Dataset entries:
## begin
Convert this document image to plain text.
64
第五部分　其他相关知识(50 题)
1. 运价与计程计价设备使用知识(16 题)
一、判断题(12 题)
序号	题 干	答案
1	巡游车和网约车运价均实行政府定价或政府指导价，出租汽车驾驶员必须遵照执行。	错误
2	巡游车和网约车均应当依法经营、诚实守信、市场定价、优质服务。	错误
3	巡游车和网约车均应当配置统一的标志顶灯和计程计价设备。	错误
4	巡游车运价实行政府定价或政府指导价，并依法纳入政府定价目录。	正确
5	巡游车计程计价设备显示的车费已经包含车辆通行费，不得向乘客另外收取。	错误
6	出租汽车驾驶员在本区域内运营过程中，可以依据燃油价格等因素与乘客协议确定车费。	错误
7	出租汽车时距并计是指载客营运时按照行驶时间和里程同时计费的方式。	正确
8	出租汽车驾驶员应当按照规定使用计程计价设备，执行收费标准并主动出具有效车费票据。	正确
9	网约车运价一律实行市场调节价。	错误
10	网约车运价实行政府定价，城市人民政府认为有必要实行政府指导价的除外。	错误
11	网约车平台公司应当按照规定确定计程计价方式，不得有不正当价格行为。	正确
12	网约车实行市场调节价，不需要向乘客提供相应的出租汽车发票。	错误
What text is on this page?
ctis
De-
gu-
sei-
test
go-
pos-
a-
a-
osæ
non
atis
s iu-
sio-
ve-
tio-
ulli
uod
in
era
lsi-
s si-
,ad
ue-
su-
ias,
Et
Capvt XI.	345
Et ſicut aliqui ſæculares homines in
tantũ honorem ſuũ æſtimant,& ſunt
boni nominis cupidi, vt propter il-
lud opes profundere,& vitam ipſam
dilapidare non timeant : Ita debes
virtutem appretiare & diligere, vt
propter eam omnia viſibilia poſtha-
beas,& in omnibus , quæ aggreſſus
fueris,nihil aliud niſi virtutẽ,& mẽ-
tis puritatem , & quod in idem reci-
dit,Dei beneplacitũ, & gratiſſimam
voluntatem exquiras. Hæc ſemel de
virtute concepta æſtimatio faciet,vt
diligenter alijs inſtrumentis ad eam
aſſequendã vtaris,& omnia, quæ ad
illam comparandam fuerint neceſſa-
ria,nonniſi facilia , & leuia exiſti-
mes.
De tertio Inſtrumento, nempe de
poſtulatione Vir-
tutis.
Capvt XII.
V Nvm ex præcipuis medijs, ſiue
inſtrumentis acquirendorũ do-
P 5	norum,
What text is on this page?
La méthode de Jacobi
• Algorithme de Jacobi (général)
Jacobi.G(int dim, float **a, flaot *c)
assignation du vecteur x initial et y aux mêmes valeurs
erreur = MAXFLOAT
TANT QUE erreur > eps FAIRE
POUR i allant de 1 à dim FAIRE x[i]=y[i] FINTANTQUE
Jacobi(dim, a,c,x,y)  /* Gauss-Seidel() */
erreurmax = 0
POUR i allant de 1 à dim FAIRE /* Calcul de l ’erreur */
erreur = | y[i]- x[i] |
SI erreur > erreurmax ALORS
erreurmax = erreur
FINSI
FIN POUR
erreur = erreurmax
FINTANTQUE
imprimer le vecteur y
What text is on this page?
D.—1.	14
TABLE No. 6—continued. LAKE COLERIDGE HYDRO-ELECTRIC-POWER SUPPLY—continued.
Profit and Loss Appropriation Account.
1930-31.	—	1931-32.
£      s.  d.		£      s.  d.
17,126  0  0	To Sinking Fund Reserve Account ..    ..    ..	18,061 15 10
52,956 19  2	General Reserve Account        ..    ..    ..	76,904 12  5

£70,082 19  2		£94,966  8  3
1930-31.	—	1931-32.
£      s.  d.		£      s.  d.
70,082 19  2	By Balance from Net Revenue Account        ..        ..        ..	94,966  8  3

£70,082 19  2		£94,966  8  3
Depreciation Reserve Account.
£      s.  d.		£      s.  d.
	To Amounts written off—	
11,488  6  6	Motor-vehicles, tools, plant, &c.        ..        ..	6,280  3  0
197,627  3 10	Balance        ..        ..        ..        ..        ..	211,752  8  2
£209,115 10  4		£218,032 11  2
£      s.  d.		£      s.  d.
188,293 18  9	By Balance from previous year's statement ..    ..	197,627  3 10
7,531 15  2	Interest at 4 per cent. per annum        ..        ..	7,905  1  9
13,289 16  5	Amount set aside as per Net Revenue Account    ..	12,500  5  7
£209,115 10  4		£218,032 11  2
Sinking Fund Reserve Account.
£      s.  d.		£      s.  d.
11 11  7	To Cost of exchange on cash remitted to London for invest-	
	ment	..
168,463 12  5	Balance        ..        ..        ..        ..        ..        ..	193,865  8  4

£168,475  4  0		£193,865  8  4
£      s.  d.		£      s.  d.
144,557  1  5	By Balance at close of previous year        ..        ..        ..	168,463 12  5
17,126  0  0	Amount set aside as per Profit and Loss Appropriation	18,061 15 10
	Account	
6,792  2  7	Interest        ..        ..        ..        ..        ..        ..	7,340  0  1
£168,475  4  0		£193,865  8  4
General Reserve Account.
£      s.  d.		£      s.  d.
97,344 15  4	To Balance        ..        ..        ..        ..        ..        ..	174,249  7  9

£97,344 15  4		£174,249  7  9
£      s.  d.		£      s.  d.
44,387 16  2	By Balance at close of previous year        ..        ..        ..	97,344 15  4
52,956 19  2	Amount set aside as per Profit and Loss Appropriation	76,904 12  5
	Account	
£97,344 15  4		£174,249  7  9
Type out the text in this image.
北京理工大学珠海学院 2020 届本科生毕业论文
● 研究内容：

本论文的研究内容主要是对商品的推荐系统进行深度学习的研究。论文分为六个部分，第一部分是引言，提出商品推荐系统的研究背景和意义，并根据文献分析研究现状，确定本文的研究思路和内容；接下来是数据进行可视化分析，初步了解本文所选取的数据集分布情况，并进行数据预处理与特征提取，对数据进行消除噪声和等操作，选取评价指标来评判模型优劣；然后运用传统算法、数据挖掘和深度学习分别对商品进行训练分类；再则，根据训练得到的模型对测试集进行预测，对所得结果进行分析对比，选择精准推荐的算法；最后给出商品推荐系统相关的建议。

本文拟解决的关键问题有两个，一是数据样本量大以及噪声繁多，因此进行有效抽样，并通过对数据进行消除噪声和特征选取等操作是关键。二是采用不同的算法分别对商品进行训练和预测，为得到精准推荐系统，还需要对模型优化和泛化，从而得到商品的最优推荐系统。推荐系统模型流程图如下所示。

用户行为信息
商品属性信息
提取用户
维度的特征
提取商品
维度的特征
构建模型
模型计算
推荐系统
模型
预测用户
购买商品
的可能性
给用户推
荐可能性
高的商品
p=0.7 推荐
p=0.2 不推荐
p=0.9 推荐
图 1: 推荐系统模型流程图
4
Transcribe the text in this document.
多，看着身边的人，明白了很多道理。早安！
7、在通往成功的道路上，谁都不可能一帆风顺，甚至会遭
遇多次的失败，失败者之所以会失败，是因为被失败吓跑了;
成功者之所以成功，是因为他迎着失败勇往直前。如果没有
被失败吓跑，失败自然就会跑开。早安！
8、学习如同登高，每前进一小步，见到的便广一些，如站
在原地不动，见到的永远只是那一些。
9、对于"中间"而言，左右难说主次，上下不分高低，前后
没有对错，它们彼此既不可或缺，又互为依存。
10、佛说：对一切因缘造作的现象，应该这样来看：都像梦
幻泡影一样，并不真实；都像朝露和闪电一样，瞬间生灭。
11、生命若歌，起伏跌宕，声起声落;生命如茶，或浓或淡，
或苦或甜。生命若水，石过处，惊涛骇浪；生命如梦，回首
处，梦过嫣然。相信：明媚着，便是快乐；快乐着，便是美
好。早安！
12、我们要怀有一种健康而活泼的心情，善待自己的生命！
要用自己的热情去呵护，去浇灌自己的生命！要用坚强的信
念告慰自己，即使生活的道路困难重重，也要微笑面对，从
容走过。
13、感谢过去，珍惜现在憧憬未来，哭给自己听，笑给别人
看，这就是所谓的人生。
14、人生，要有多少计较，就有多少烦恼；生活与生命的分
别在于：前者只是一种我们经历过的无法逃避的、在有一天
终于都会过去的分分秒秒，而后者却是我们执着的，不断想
## end
DIRECTIONS:
Identify each line in the records above containing the word "FAIRE"; copy those lines.

TASK OUTPUT:
TANT QUE erreur > eps FAIRE
POUR i allant de 1 à dim FAIRE x[i]=y[i] FINTANTQUE
POUR i allant de 1 à dim FAIRE /* Calcul de l ’erreur */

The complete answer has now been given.